- **Task details**: Provide only the number of lines in the listing that contain the string "JSON".

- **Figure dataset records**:
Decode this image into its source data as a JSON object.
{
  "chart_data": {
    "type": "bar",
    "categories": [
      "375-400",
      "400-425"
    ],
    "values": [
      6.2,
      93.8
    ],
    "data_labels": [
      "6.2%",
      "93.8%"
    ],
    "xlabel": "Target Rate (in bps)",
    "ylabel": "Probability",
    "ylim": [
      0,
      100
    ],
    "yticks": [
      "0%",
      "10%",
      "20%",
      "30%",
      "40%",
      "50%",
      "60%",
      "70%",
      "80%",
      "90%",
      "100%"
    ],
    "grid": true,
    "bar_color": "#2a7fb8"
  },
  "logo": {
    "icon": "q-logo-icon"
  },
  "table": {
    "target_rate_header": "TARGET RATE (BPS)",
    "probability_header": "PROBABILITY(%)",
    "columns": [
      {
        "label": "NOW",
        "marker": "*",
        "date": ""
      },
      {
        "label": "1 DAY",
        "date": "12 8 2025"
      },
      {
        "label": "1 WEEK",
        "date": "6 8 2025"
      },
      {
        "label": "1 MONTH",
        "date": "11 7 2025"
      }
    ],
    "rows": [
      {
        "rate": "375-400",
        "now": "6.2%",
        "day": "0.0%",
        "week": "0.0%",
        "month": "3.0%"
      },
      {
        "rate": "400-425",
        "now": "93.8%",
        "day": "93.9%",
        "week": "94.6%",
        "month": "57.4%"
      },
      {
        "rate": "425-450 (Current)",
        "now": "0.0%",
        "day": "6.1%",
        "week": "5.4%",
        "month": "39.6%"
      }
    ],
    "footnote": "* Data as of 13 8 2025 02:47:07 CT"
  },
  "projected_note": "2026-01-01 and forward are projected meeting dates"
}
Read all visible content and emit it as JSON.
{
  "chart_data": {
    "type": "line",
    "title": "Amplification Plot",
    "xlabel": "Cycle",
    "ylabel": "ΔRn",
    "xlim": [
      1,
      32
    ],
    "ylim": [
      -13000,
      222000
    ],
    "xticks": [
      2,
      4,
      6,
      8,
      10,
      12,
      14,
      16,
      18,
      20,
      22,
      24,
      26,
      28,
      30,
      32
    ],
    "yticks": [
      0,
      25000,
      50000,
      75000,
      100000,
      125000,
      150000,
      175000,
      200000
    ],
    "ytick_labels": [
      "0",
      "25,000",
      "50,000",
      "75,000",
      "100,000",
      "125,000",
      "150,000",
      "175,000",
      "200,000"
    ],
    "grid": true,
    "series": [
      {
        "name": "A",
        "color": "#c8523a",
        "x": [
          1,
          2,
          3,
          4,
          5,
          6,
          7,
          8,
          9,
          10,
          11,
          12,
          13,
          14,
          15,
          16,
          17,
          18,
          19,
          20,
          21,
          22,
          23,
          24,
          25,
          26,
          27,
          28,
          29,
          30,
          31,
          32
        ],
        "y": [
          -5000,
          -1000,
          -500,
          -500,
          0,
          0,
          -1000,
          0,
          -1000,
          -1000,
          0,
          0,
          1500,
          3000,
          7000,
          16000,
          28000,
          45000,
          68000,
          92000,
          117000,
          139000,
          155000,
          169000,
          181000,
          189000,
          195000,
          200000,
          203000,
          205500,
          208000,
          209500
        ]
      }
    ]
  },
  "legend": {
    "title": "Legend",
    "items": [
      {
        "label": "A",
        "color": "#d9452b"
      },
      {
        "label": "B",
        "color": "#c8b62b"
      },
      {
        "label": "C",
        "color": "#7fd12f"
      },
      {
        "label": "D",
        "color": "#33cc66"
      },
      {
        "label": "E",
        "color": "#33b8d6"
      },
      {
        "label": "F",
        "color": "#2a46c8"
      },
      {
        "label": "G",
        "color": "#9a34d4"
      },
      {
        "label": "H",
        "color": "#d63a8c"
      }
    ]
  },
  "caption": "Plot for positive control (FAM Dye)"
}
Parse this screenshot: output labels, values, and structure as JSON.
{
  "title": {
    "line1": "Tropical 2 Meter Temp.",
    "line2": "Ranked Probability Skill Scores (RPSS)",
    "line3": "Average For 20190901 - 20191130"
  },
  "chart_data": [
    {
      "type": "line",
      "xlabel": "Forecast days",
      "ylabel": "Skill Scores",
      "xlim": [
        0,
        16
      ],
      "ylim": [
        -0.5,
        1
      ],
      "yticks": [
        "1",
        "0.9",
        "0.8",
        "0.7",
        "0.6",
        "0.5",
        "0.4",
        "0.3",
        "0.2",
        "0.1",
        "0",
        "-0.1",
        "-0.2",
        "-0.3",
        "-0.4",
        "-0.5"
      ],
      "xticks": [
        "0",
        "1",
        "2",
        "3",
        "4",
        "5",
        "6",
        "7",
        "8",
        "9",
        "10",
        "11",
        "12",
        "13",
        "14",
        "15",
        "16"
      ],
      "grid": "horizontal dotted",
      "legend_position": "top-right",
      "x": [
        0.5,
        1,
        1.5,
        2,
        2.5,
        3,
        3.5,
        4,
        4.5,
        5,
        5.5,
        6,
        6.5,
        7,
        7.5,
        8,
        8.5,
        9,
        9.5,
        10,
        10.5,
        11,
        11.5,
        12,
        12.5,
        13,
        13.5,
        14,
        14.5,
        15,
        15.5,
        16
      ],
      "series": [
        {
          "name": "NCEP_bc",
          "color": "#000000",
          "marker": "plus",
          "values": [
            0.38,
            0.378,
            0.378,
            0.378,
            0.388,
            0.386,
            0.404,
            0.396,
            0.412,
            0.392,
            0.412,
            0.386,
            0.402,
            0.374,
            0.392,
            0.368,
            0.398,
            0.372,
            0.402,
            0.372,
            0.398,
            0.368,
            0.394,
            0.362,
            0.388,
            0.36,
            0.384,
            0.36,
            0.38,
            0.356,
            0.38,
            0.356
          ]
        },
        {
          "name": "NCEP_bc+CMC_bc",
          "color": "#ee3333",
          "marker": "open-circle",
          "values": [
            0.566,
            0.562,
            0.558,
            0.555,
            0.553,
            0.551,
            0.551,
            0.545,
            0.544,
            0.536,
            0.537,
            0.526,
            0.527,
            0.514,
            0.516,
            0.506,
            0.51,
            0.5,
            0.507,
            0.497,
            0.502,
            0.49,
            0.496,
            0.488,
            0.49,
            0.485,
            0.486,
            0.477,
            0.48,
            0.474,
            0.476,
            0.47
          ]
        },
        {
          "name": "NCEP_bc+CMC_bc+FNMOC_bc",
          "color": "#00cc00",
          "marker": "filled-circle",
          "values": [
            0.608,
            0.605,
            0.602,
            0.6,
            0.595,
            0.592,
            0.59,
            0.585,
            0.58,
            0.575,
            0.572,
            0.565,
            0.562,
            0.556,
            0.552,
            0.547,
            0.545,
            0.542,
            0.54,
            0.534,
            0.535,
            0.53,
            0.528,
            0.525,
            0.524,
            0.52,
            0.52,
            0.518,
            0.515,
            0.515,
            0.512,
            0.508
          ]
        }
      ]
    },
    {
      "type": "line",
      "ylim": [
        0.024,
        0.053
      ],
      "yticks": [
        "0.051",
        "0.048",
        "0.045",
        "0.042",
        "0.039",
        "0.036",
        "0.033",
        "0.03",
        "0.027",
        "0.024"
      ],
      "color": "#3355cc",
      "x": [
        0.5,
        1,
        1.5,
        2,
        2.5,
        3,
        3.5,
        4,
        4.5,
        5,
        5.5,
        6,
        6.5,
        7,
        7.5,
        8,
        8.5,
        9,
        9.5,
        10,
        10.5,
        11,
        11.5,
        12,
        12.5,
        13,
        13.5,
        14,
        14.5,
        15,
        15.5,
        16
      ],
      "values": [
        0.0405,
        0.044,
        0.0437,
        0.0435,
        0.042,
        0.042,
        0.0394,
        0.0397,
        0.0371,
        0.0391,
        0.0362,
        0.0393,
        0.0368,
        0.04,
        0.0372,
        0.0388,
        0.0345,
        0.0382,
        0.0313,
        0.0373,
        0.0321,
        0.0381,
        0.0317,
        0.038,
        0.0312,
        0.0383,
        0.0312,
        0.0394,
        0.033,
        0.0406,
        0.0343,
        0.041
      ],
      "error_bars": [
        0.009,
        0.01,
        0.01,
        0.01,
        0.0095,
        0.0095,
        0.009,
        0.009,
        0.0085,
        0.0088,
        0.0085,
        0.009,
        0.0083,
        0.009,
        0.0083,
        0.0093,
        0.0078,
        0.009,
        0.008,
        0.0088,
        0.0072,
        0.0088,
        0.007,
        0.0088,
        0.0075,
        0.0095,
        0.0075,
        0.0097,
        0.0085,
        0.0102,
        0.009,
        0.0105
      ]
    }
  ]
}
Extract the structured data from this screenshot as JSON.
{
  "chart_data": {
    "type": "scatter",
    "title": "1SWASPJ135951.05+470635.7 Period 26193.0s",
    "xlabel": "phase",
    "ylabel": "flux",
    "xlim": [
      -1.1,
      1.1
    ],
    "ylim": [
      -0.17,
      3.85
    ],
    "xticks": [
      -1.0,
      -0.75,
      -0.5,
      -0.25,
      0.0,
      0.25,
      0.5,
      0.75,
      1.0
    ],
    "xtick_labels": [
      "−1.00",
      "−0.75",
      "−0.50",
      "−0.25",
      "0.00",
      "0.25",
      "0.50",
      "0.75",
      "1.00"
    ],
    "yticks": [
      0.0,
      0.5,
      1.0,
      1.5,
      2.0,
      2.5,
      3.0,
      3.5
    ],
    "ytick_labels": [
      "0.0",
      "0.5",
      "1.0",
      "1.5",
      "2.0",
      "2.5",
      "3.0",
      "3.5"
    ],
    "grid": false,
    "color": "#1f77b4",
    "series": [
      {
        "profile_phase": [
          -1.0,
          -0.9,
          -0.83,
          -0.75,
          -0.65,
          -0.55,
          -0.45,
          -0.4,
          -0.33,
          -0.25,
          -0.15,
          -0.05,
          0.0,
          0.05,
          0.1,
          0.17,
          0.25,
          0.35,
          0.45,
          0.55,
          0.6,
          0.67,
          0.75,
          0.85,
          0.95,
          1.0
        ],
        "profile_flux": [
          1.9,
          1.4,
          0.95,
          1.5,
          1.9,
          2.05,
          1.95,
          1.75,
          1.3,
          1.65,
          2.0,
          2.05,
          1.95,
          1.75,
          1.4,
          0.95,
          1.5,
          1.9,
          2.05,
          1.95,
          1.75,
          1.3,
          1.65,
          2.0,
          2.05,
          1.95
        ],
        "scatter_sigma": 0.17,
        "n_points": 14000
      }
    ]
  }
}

- **Task result**: 4